GIVEN PROBLEM
Tally the lines of the listing that contain the string "Signal". Give the number and nothing else.

ENTRIES PROVIDED
######

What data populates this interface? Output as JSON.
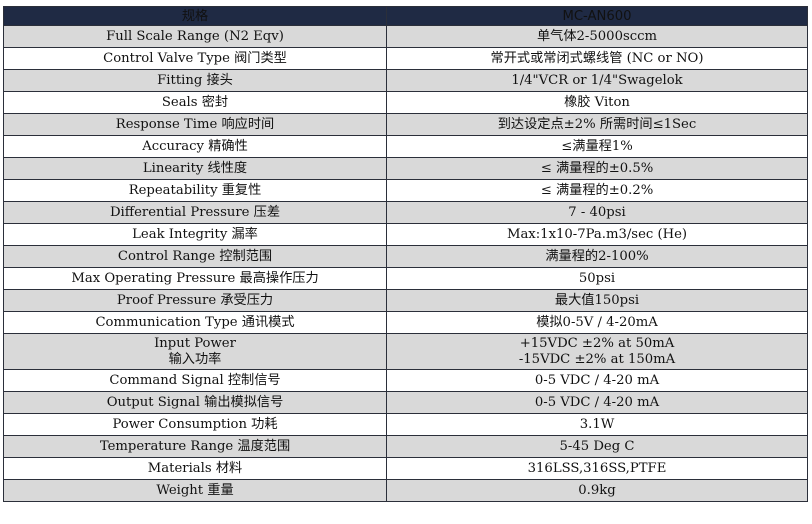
{
  "header": {
    "col1": "规格",
    "col2": "MC-AN600"
  },
  "rows": [
    {
      "label": "Full Scale Range (N2 Eqv)",
      "value": "单气体2-5000sccm"
    },
    {
      "label": "Control Valve Type 阀门类型",
      "value": "常开式或常闭式螺线管 (NC or NO)"
    },
    {
      "label": "Fitting 接头",
      "value": "1/4\"VCR or 1/4\"Swagelok"
    },
    {
      "label": "Seals 密封",
      "value": "橡胶 Viton"
    },
    {
      "label": "Response Time 响应时间",
      "value": "到达设定点±2% 所需时间≤1Sec"
    },
    {
      "label": "Accuracy 精确性",
      "value": "≤满量程1%"
    },
    {
      "label": "Linearity 线性度",
      "value": "≤ 满量程的±0.5%"
    },
    {
      "label": "Repeatability 重复性",
      "value": "≤ 满量程的±0.2%"
    },
    {
      "label": "Differential Pressure 压差",
      "value": "7 - 40psi"
    },
    {
      "label": "Leak Integrity 漏率",
      "value": "Max:1x10-7Pa.m3/sec (He)"
    },
    {
      "label": "Control Range 控制范围",
      "value": "满量程的2-100%"
    },
    {
      "label": "Max Operating Pressure 最高操作压力",
      "value": "50psi"
    },
    {
      "label": "Proof Pressure 承受压力",
      "value": "最大值150psi"
    },
    {
      "label": "Communication Type 通讯模式",
      "value": "模拟0-5V / 4-20mA"
    },
    {
      "label_line1": "Input Power",
      "label_line2": "输入功率",
      "value_line1": "+15VDC ±2% at 50mA",
      "value_line2": "-15VDC ±2% at 150mA"
    },
    {
      "label": "Command Signal 控制信号",
      "value": "0-5 VDC / 4-20 mA"
    },
    {
      "label": "Output Signal 输出模拟信号",
      "value": "0-5 VDC / 4-20 mA"
    },
    {
      "label": "Power Consumption 功耗",
      "value": "3.1W"
    },
    {
      "label": "Temperature Range 温度范围",
      "value": "5-45 Deg C"
    },
    {
      "label": "Materials 材料",
      "value": "316LSS,316SS,PTFE"
    },
    {
      "label": "Weight 重量",
      "value": "0.9kg"
    }
  ]
}
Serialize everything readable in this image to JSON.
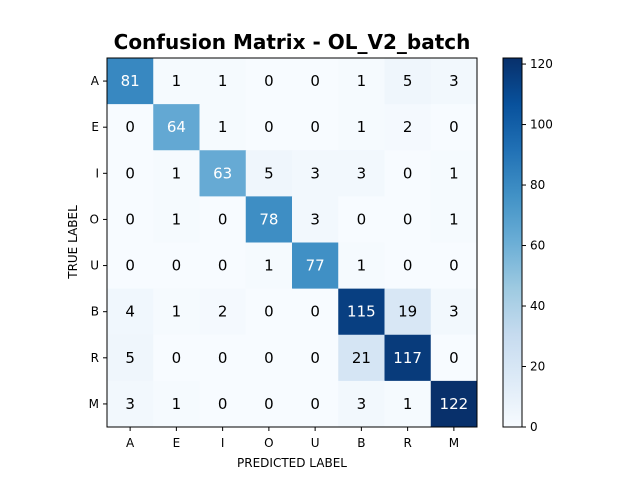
{
  "chart_data": {
    "type": "heatmap",
    "title": "Confusion Matrix - OL_V2_batch",
    "xlabel": "PREDICTED LABEL",
    "ylabel": "TRUE LABEL",
    "x_categories": [
      "A",
      "E",
      "I",
      "O",
      "U",
      "B",
      "R",
      "M"
    ],
    "y_categories": [
      "A",
      "E",
      "I",
      "O",
      "U",
      "B",
      "R",
      "M"
    ],
    "values": [
      [
        81,
        1,
        1,
        0,
        0,
        1,
        5,
        3
      ],
      [
        0,
        64,
        1,
        0,
        0,
        1,
        2,
        0
      ],
      [
        0,
        1,
        63,
        5,
        3,
        3,
        0,
        1
      ],
      [
        0,
        1,
        0,
        78,
        3,
        0,
        0,
        1
      ],
      [
        0,
        0,
        0,
        1,
        77,
        1,
        0,
        0
      ],
      [
        4,
        1,
        2,
        0,
        0,
        115,
        19,
        3
      ],
      [
        5,
        0,
        0,
        0,
        0,
        21,
        117,
        0
      ],
      [
        3,
        1,
        0,
        0,
        0,
        3,
        1,
        122
      ]
    ],
    "colormap": "Blues",
    "color_range": [
      0,
      122
    ],
    "colorbar_ticks": [
      0,
      20,
      40,
      60,
      80,
      100,
      120
    ],
    "colorbar_tick_labels": [
      "0",
      "20",
      "40",
      "60",
      "80",
      "100",
      "120"
    ],
    "grid": false,
    "legend": "colorbar-right"
  }
}
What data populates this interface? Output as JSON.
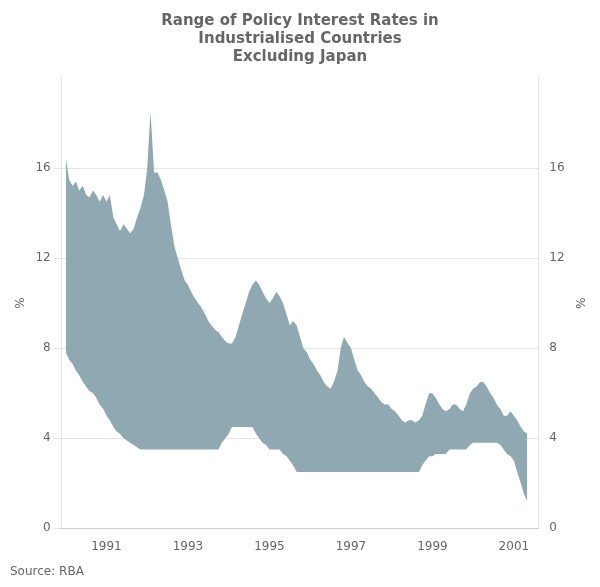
{
  "chart_data": {
    "type": "area",
    "title": [
      "Range of Policy Interest Rates in",
      "Industrialised Countries",
      "Excluding Japan"
    ],
    "source": "Source: RBA",
    "ylabel": "%",
    "y2label": "%",
    "color": "#8fa8b2",
    "grid": true,
    "xlim": [
      1989.9,
      2001.6
    ],
    "xticks": [
      1991,
      1993,
      1995,
      1997,
      1999,
      2001
    ],
    "ylim": [
      0,
      20
    ],
    "yticks": [
      0,
      4,
      8,
      12,
      16
    ],
    "y2lim": [
      0,
      20
    ],
    "y2ticks": [
      0,
      4,
      8,
      12,
      16
    ],
    "x": [
      1990.0,
      1990.08,
      1990.17,
      1990.25,
      1990.33,
      1990.42,
      1990.5,
      1990.58,
      1990.67,
      1990.75,
      1990.83,
      1990.92,
      1991.0,
      1991.08,
      1991.17,
      1991.25,
      1991.33,
      1991.42,
      1991.5,
      1991.58,
      1991.67,
      1991.75,
      1991.83,
      1991.92,
      1992.0,
      1992.08,
      1992.17,
      1992.25,
      1992.33,
      1992.42,
      1992.5,
      1992.58,
      1992.67,
      1992.75,
      1992.83,
      1992.92,
      1993.0,
      1993.08,
      1993.17,
      1993.25,
      1993.33,
      1993.42,
      1993.5,
      1993.58,
      1993.67,
      1993.75,
      1993.83,
      1993.92,
      1994.0,
      1994.08,
      1994.17,
      1994.25,
      1994.33,
      1994.42,
      1994.5,
      1994.58,
      1994.67,
      1994.75,
      1994.83,
      1994.92,
      1995.0,
      1995.08,
      1995.17,
      1995.25,
      1995.33,
      1995.42,
      1995.5,
      1995.58,
      1995.67,
      1995.75,
      1995.83,
      1995.92,
      1996.0,
      1996.08,
      1996.17,
      1996.25,
      1996.33,
      1996.42,
      1996.5,
      1996.58,
      1996.67,
      1996.75,
      1996.83,
      1996.92,
      1997.0,
      1997.08,
      1997.17,
      1997.25,
      1997.33,
      1997.42,
      1997.5,
      1997.58,
      1997.67,
      1997.75,
      1997.83,
      1997.92,
      1998.0,
      1998.08,
      1998.17,
      1998.25,
      1998.33,
      1998.42,
      1998.5,
      1998.58,
      1998.67,
      1998.75,
      1998.83,
      1998.92,
      1999.0,
      1999.08,
      1999.17,
      1999.25,
      1999.33,
      1999.42,
      1999.5,
      1999.58,
      1999.67,
      1999.75,
      1999.83,
      1999.92,
      2000.0,
      2000.08,
      2000.17,
      2000.25,
      2000.33,
      2000.42,
      2000.5,
      2000.58,
      2000.67,
      2000.75,
      2000.83,
      2000.92,
      2001.0,
      2001.08,
      2001.17,
      2001.25,
      2001.33
    ],
    "upper": [
      16.5,
      15.5,
      15.2,
      15.4,
      15.0,
      15.2,
      14.8,
      14.7,
      15.0,
      14.8,
      14.5,
      14.8,
      14.5,
      14.8,
      13.8,
      13.5,
      13.2,
      13.5,
      13.3,
      13.1,
      13.3,
      13.8,
      14.2,
      14.8,
      16.0,
      18.5,
      15.8,
      15.8,
      15.5,
      15.0,
      14.5,
      13.5,
      12.5,
      12.0,
      11.5,
      11.0,
      10.8,
      10.5,
      10.2,
      10.0,
      9.8,
      9.5,
      9.2,
      9.0,
      8.8,
      8.7,
      8.5,
      8.3,
      8.2,
      8.2,
      8.5,
      9.0,
      9.5,
      10.0,
      10.5,
      10.8,
      11.0,
      10.8,
      10.5,
      10.2,
      10.0,
      10.2,
      10.5,
      10.3,
      10.0,
      9.5,
      9.0,
      9.2,
      9.0,
      8.5,
      8.0,
      7.8,
      7.5,
      7.3,
      7.0,
      6.8,
      6.5,
      6.3,
      6.2,
      6.5,
      7.0,
      8.0,
      8.5,
      8.2,
      8.0,
      7.5,
      7.0,
      6.8,
      6.5,
      6.3,
      6.2,
      6.0,
      5.8,
      5.6,
      5.5,
      5.5,
      5.3,
      5.2,
      5.0,
      4.8,
      4.7,
      4.8,
      4.8,
      4.7,
      4.8,
      5.0,
      5.5,
      6.0,
      6.0,
      5.8,
      5.5,
      5.3,
      5.2,
      5.3,
      5.5,
      5.5,
      5.3,
      5.2,
      5.5,
      6.0,
      6.2,
      6.3,
      6.5,
      6.5,
      6.3,
      6.0,
      5.8,
      5.5,
      5.3,
      5.0,
      5.0,
      5.2,
      5.0,
      4.8,
      4.5,
      4.3,
      4.2
    ],
    "lower": [
      7.8,
      7.5,
      7.3,
      7.0,
      6.8,
      6.5,
      6.3,
      6.1,
      6.0,
      5.8,
      5.5,
      5.3,
      5.0,
      4.8,
      4.5,
      4.3,
      4.2,
      4.0,
      3.9,
      3.8,
      3.7,
      3.6,
      3.5,
      3.5,
      3.5,
      3.5,
      3.5,
      3.5,
      3.5,
      3.5,
      3.5,
      3.5,
      3.5,
      3.5,
      3.5,
      3.5,
      3.5,
      3.5,
      3.5,
      3.5,
      3.5,
      3.5,
      3.5,
      3.5,
      3.5,
      3.5,
      3.8,
      4.0,
      4.2,
      4.5,
      4.5,
      4.5,
      4.5,
      4.5,
      4.5,
      4.5,
      4.2,
      4.0,
      3.8,
      3.7,
      3.5,
      3.5,
      3.5,
      3.5,
      3.3,
      3.2,
      3.0,
      2.8,
      2.5,
      2.5,
      2.5,
      2.5,
      2.5,
      2.5,
      2.5,
      2.5,
      2.5,
      2.5,
      2.5,
      2.5,
      2.5,
      2.5,
      2.5,
      2.5,
      2.5,
      2.5,
      2.5,
      2.5,
      2.5,
      2.5,
      2.5,
      2.5,
      2.5,
      2.5,
      2.5,
      2.5,
      2.5,
      2.5,
      2.5,
      2.5,
      2.5,
      2.5,
      2.5,
      2.5,
      2.5,
      2.8,
      3.0,
      3.2,
      3.2,
      3.3,
      3.3,
      3.3,
      3.3,
      3.5,
      3.5,
      3.5,
      3.5,
      3.5,
      3.5,
      3.7,
      3.8,
      3.8,
      3.8,
      3.8,
      3.8,
      3.8,
      3.8,
      3.8,
      3.7,
      3.5,
      3.3,
      3.2,
      3.0,
      2.5,
      2.0,
      1.5,
      1.2
    ]
  }
}
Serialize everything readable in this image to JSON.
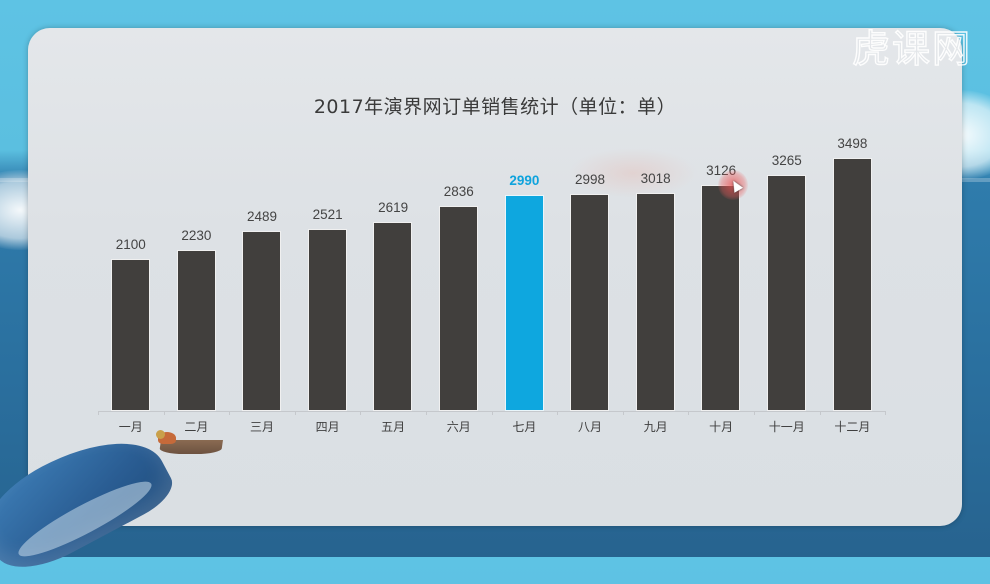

######

TASK ANSWER
2